DATA RECORDS:
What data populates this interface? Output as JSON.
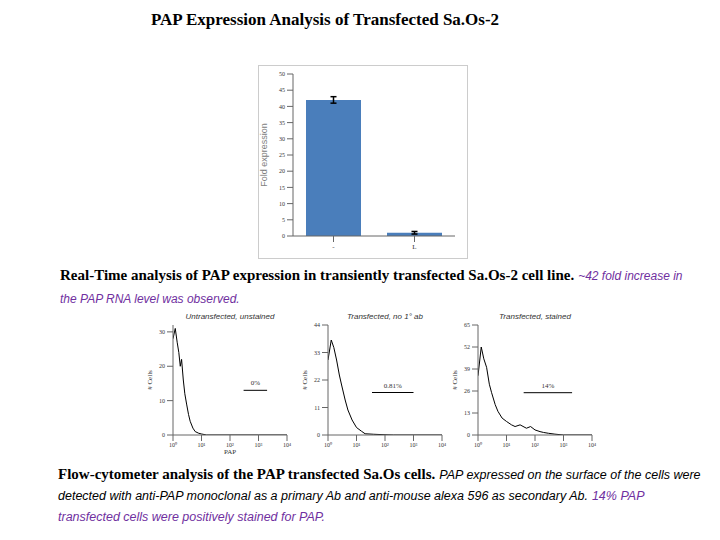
{
  "title": "PAP Expression Analysis of Transfected Sa.Os-2",
  "caption_1": {
    "heading": "Real-Time analysis of PAP expression in transiently transfected Sa.Os-2 cell line.",
    "note": "~42 fold increase in the PAP RNA level was observed."
  },
  "caption_2": {
    "heading": "Flow-cytometer analysis of the PAP transfected Sa.Os cells.",
    "body": "PAP expressed on the surface of the cells were detected with anti-PAP monoclonal as a primary Ab and anti-mouse alexa 596 as secondary Ab.",
    "highlight": "14% PAP transfected cells were positively stained for PAP."
  },
  "chart_data": [
    {
      "type": "bar",
      "categories": [
        "-",
        "L"
      ],
      "values": [
        42,
        1
      ],
      "errors": [
        1,
        0.4
      ],
      "color": "#4a7ebb",
      "ylabel": "Fold expression",
      "ylim": [
        0,
        50
      ],
      "yticks": [
        0,
        5,
        10,
        15,
        20,
        25,
        30,
        35,
        40,
        45,
        50
      ]
    },
    {
      "type": "line",
      "title": "Untransfected, unstained",
      "xlabel": "PAP",
      "ylabel": "# Cells",
      "log": "x",
      "color": "#000000",
      "x": [
        1,
        1.2,
        1.4,
        1.6,
        1.8,
        2,
        2.3,
        2.6,
        3,
        3.5,
        4,
        5,
        6,
        8,
        10,
        15,
        100,
        1000,
        10000
      ],
      "values": [
        28,
        31,
        27,
        24,
        20,
        22,
        16,
        12,
        9,
        6,
        4,
        2,
        1,
        0.5,
        0.3,
        0,
        0,
        0,
        0
      ],
      "xlim": [
        1,
        10000
      ],
      "xticks": [
        {
          "value": 1,
          "label": "10⁰"
        },
        {
          "value": 10,
          "label": "10¹"
        },
        {
          "value": 100,
          "label": "10²"
        },
        {
          "value": 1000,
          "label": "10³"
        },
        {
          "value": 10000,
          "label": "10⁴"
        }
      ],
      "ylim": [
        0,
        32
      ],
      "yticks": [
        0,
        10,
        20,
        30
      ],
      "annotation": {
        "text": "0%",
        "x": [
          300,
          2000
        ],
        "y": 13
      }
    },
    {
      "type": "line",
      "title": "Transfected, no 1° ab",
      "ylabel": "# Cells",
      "log": "x",
      "color": "#000000",
      "x": [
        1,
        1.3,
        1.6,
        2,
        2.5,
        3,
        4,
        5,
        7,
        10,
        15,
        20,
        40,
        100,
        200,
        10000
      ],
      "values": [
        30,
        38,
        35,
        30,
        24,
        20,
        14,
        10,
        6,
        3,
        1.5,
        0.5,
        0.3,
        0.1,
        0,
        0
      ],
      "xlim": [
        1,
        10000
      ],
      "xticks": [
        {
          "value": 1,
          "label": "10⁰"
        },
        {
          "value": 10,
          "label": "10¹"
        },
        {
          "value": 100,
          "label": "10²"
        },
        {
          "value": 1000,
          "label": "10³"
        },
        {
          "value": 10000,
          "label": "10⁴"
        }
      ],
      "ylim": [
        0,
        44
      ],
      "yticks": [
        0,
        11,
        22,
        33,
        44
      ],
      "annotation": {
        "text": "0.81%",
        "x": [
          35,
          1000
        ],
        "y": 17
      }
    },
    {
      "type": "line",
      "title": "Transfected, stained",
      "ylabel": "# Cells",
      "log": "x",
      "color": "#000000",
      "x": [
        1,
        1.3,
        1.6,
        2,
        2.5,
        3,
        4,
        5,
        7,
        10,
        15,
        20,
        30,
        50,
        70,
        100,
        150,
        200,
        300,
        500,
        1000,
        10000
      ],
      "values": [
        35,
        52,
        45,
        40,
        30,
        25,
        18,
        14,
        10,
        8,
        6,
        5,
        6,
        4,
        5,
        3,
        2,
        1.5,
        1,
        0.5,
        0,
        0
      ],
      "xlim": [
        1,
        10000
      ],
      "xticks": [
        {
          "value": 1,
          "label": "10⁰"
        },
        {
          "value": 10,
          "label": "10¹"
        },
        {
          "value": 100,
          "label": "10²"
        },
        {
          "value": 1000,
          "label": "10³"
        },
        {
          "value": 10000,
          "label": "10⁴"
        }
      ],
      "ylim": [
        0,
        65
      ],
      "yticks": [
        0,
        13,
        26,
        39,
        52,
        65
      ],
      "annotation": {
        "text": "14%",
        "x": [
          40,
          2000
        ],
        "y": 25
      }
    }
  ]
}
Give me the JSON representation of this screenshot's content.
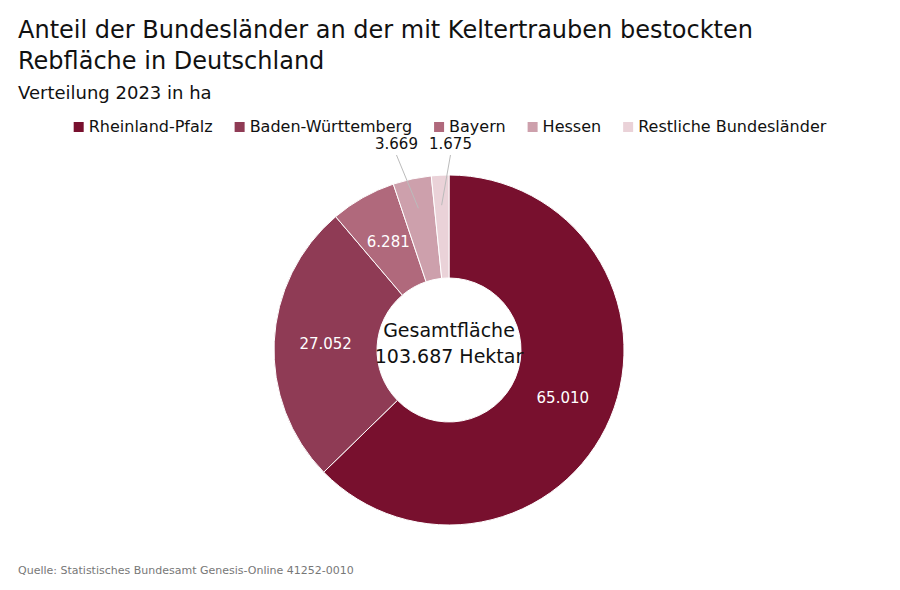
{
  "chart_data": {
    "type": "pie",
    "title": "Anteil der Bundesländer an der mit Keltertrauben bestockten Rebfläche in Deutschland",
    "subtitle": "Verteilung 2023 in ha",
    "categories": [
      "Rheinland-Pfalz",
      "Baden-Württemberg",
      "Bayern",
      "Hessen",
      "Restliche Bundesländer"
    ],
    "values": [
      65010,
      27052,
      6281,
      3669,
      1675
    ],
    "value_labels": [
      "65.010",
      "27.052",
      "6.281",
      "3.669",
      "1.675"
    ],
    "colors": [
      "#78102e",
      "#8f3b55",
      "#b0697c",
      "#cda0ac",
      "#ead2d8"
    ],
    "data_labels": true,
    "legend": "top",
    "annotations": [
      "Gesamtfläche",
      "103.687 Hektar"
    ],
    "source": "Quelle: Statistisches Bundesamt Genesis-Online 41252-0010"
  }
}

PROBLEM REQUIREMENTS: Return every entry above exactly. Pictures stay out.

RESPONSE AREA:
What data populates this interface? Output as JSON.
{
  "title": "PAP Expression Analysis of Transfected Sa.Os-2",
  "caption_1": {
    "heading": "Real-Time analysis of PAP expression in transiently transfected Sa.Os-2 cell line.",
    "note": "~42 fold increase in the PAP RNA level was observed."
  },
  "caption_2": {
    "heading": "Flow-cytometer analysis of the PAP transfected Sa.Os cells.",
    "body": "PAP expressed on the surface of the cells were detected with anti-PAP monoclonal as a primary Ab and anti-mouse alexa 596 as secondary Ab.",
    "highlight": "14% PAP transfected cells were positively stained for PAP."
  },
  "chart_data": [
    {
      "type": "bar",
      "categories": [
        "-",
        "L"
      ],
      "values": [
        42,
        1
      ],
      "errors": [
        1,
        0.4
      ],
      "color": "#4a7ebb",
      "ylabel": "Fold expression",
      "ylim": [
        0,
        50
      ],
      "yticks": [
        0,
        5,
        10,
        15,
        20,
        25,
        30,
        35,
        40,
        45,
        50
      ]
    },
    {
      "type": "line",
      "title": "Untransfected, unstained",
      "xlabel": "PAP",
      "ylabel": "# Cells",
      "log": "x",
      "color": "#000000",
      "x": [
        1,
        1.2,
        1.4,
        1.6,
        1.8,
        2,
        2.3,
        2.6,
        3,
        3.5,
        4,
        5,
        6,
        8,
        10,
        15,
        100,
        1000,
        10000
      ],
      "values": [
        28,
        31,
        27,
        24,
        20,
        22,
        16,
        12,
        9,
        6,
        4,
        2,
        1,
        0.5,
        0.3,
        0,
        0,
        0,
        0
      ],
      "xlim": [
        1,
        10000
      ],
      "xticks": [
        {
          "value": 1,
          "label": "10⁰"
        },
        {
          "value": 10,
          "label": "10¹"
        },
        {
          "value": 100,
          "label": "10²"
        },
        {
          "value": 1000,
          "label": "10³"
        },
        {
          "value": 10000,
          "label": "10⁴"
        }
      ],
      "ylim": [
        0,
        32
      ],
      "yticks": [
        0,
        10,
        20,
        30
      ],
      "annotation": {
        "text": "0%",
        "x": [
          300,
          2000
        ],
        "y": 13
      }
    },
    {
      "type": "line",
      "title": "Transfected, no 1° ab",
      "ylabel": "# Cells",
      "log": "x",
      "color": "#000000",
      "x": [
        1,
        1.3,
        1.6,
        2,
        2.5,
        3,
        4,
        5,
        7,
        10,
        15,
        20,
        40,
        100,
        200,
        10000
      ],
      "values": [
        30,
        38,
        35,
        30,
        24,
        20,
        14,
        10,
        6,
        3,
        1.5,
        0.5,
        0.3,
        0.1,
        0,
        0
      ],
      "xlim": [
        1,
        10000
      ],
      "xticks": [
        {
          "value": 1,
          "label": "10⁰"
        },
        {
          "value": 10,
          "label": "10¹"
        },
        {
          "value": 100,
          "label": "10²"
        },
        {
          "value": 1000,
          "label": "10³"
        },
        {
          "value": 10000,
          "label": "10⁴"
        }
      ],
      "ylim": [
        0,
        44
      ],
      "yticks": [
        0,
        11,
        22,
        33,
        44
      ],
      "annotation": {
        "text": "0.81%",
        "x": [
          35,
          1000
        ],
        "y": 17
      }
    },
    {
      "type": "line",
      "title": "Transfected, stained",
      "ylabel": "# Cells",
      "log": "x",
      "color": "#000000",
      "x": [
        1,
        1.3,
        1.6,
        2,
        2.5,
        3,
        4,
        5,
        7,
        10,
        15,
        20,
        30,
        50,
        70,
        100,
        150,
        200,
        300,
        500,
        1000,
        10000
      ],
      "values": [
        35,
        52,
        45,
        40,
        30,
        25,
        18,
        14,
        10,
        8,
        6,
        5,
        6,
        4,
        5,
        3,
        2,
        1.5,
        1,
        0.5,
        0,
        0
      ],
      "xlim": [
        1,
        10000
      ],
      "xticks": [
        {
          "value": 1,
          "label": "10⁰"
        },
        {
          "value": 10,
          "label": "10¹"
        },
        {
          "value": 100,
          "label": "10²"
        },
        {
          "value": 1000,
          "label": "10³"
        },
        {
          "value": 10000,
          "label": "10⁴"
        }
      ],
      "ylim": [
        0,
        65
      ],
      "yticks": [
        0,
        13,
        26,
        39,
        52,
        65
      ],
      "annotation": {
        "text": "14%",
        "x": [
          40,
          2000
        ],
        "y": 25
      }
    }
  ]
}
Give me the JSON representation of this screenshot's content.
{
  "chart_data": {
    "type": "pie",
    "title": "Anteil der Bundesländer an der mit Keltertrauben bestockten Rebfläche in Deutschland",
    "subtitle": "Verteilung 2023 in ha",
    "categories": [
      "Rheinland-Pfalz",
      "Baden-Württemberg",
      "Bayern",
      "Hessen",
      "Restliche Bundesländer"
    ],
    "values": [
      65010,
      27052,
      6281,
      3669,
      1675
    ],
    "value_labels": [
      "65.010",
      "27.052",
      "6.281",
      "3.669",
      "1.675"
    ],
    "colors": [
      "#78102e",
      "#8f3b55",
      "#b0697c",
      "#cda0ac",
      "#ead2d8"
    ],
    "data_labels": true,
    "legend": "top",
    "annotations": [
      "Gesamtfläche",
      "103.687 Hektar"
    ],
    "source": "Quelle: Statistisches Bundesamt Genesis-Online 41252-0010"
  }
}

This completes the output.